GOAL OF THE EXERCISE:
Repeat the listing word for word. No pictures belong in the copy.

DATA RECORDS:
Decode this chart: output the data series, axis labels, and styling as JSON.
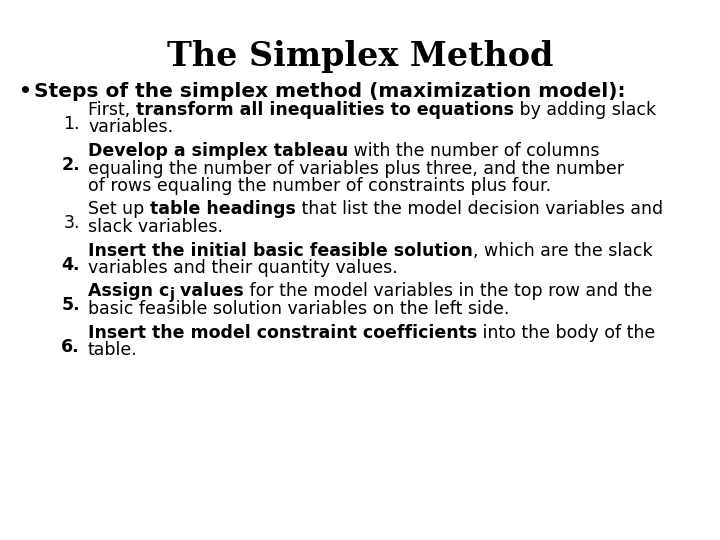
{
  "title": "The Simplex Method",
  "title_fontsize": 24,
  "background_color": "#ffffff",
  "text_color": "#000000",
  "base_fontsize": 12.5,
  "bullet_fontsize": 14.5,
  "items": [
    {
      "number": "1.",
      "num_bold": false,
      "lines": [
        [
          {
            "text": "First, ",
            "bold": false
          },
          {
            "text": "transform all inequalities to equations",
            "bold": true
          },
          {
            "text": " by adding slack",
            "bold": false
          }
        ],
        [
          {
            "text": "variables.",
            "bold": false
          }
        ]
      ]
    },
    {
      "number": "2.",
      "num_bold": true,
      "lines": [
        [
          {
            "text": "Develop a simplex tableau",
            "bold": true
          },
          {
            "text": " with the number of columns",
            "bold": false
          }
        ],
        [
          {
            "text": "equaling the number of variables plus three, and the number",
            "bold": false
          }
        ],
        [
          {
            "text": "of rows equaling the number of constraints plus four.",
            "bold": false
          }
        ]
      ]
    },
    {
      "number": "3.",
      "num_bold": false,
      "lines": [
        [
          {
            "text": "Set up ",
            "bold": false
          },
          {
            "text": "table headings",
            "bold": true
          },
          {
            "text": " that list the model decision variables and",
            "bold": false
          }
        ],
        [
          {
            "text": "slack variables.",
            "bold": false
          }
        ]
      ]
    },
    {
      "number": "4.",
      "num_bold": true,
      "lines": [
        [
          {
            "text": "Insert the initial basic feasible solution",
            "bold": true
          },
          {
            "text": ", which are the slack",
            "bold": false
          }
        ],
        [
          {
            "text": "variables and their quantity values.",
            "bold": false
          }
        ]
      ]
    },
    {
      "number": "5.",
      "num_bold": true,
      "lines": [
        [
          {
            "text": "Assign c",
            "bold": true
          },
          {
            "text": "j",
            "bold": true,
            "subscript": true
          },
          {
            "text": " values",
            "bold": true
          },
          {
            "text": " for the model variables in the top row and the",
            "bold": false
          }
        ],
        [
          {
            "text": "basic feasible solution variables on the left side.",
            "bold": false
          }
        ]
      ]
    },
    {
      "number": "6.",
      "num_bold": true,
      "lines": [
        [
          {
            "text": "Insert the model constraint coefficients",
            "bold": true
          },
          {
            "text": " into the body of the",
            "bold": false
          }
        ],
        [
          {
            "text": "table.",
            "bold": false
          }
        ]
      ]
    }
  ]
}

TASK OUTPUT:
Decode this chart: output the data series, axis labels, and styling as JSON.
{
  "title": "The Simplex Method",
  "title_fontsize": 24,
  "background_color": "#ffffff",
  "text_color": "#000000",
  "base_fontsize": 12.5,
  "bullet_fontsize": 14.5,
  "items": [
    {
      "number": "1.",
      "num_bold": false,
      "lines": [
        [
          {
            "text": "First, ",
            "bold": false
          },
          {
            "text": "transform all inequalities to equations",
            "bold": true
          },
          {
            "text": " by adding slack",
            "bold": false
          }
        ],
        [
          {
            "text": "variables.",
            "bold": false
          }
        ]
      ]
    },
    {
      "number": "2.",
      "num_bold": true,
      "lines": [
        [
          {
            "text": "Develop a simplex tableau",
            "bold": true
          },
          {
            "text": " with the number of columns",
            "bold": false
          }
        ],
        [
          {
            "text": "equaling the number of variables plus three, and the number",
            "bold": false
          }
        ],
        [
          {
            "text": "of rows equaling the number of constraints plus four.",
            "bold": false
          }
        ]
      ]
    },
    {
      "number": "3.",
      "num_bold": false,
      "lines": [
        [
          {
            "text": "Set up ",
            "bold": false
          },
          {
            "text": "table headings",
            "bold": true
          },
          {
            "text": " that list the model decision variables and",
            "bold": false
          }
        ],
        [
          {
            "text": "slack variables.",
            "bold": false
          }
        ]
      ]
    },
    {
      "number": "4.",
      "num_bold": true,
      "lines": [
        [
          {
            "text": "Insert the initial basic feasible solution",
            "bold": true
          },
          {
            "text": ", which are the slack",
            "bold": false
          }
        ],
        [
          {
            "text": "variables and their quantity values.",
            "bold": false
          }
        ]
      ]
    },
    {
      "number": "5.",
      "num_bold": true,
      "lines": [
        [
          {
            "text": "Assign c",
            "bold": true
          },
          {
            "text": "j",
            "bold": true,
            "subscript": true
          },
          {
            "text": " values",
            "bold": true
          },
          {
            "text": " for the model variables in the top row and the",
            "bold": false
          }
        ],
        [
          {
            "text": "basic feasible solution variables on the left side.",
            "bold": false
          }
        ]
      ]
    },
    {
      "number": "6.",
      "num_bold": true,
      "lines": [
        [
          {
            "text": "Insert the model constraint coefficients",
            "bold": true
          },
          {
            "text": " into the body of the",
            "bold": false
          }
        ],
        [
          {
            "text": "table.",
            "bold": false
          }
        ]
      ]
    }
  ]
}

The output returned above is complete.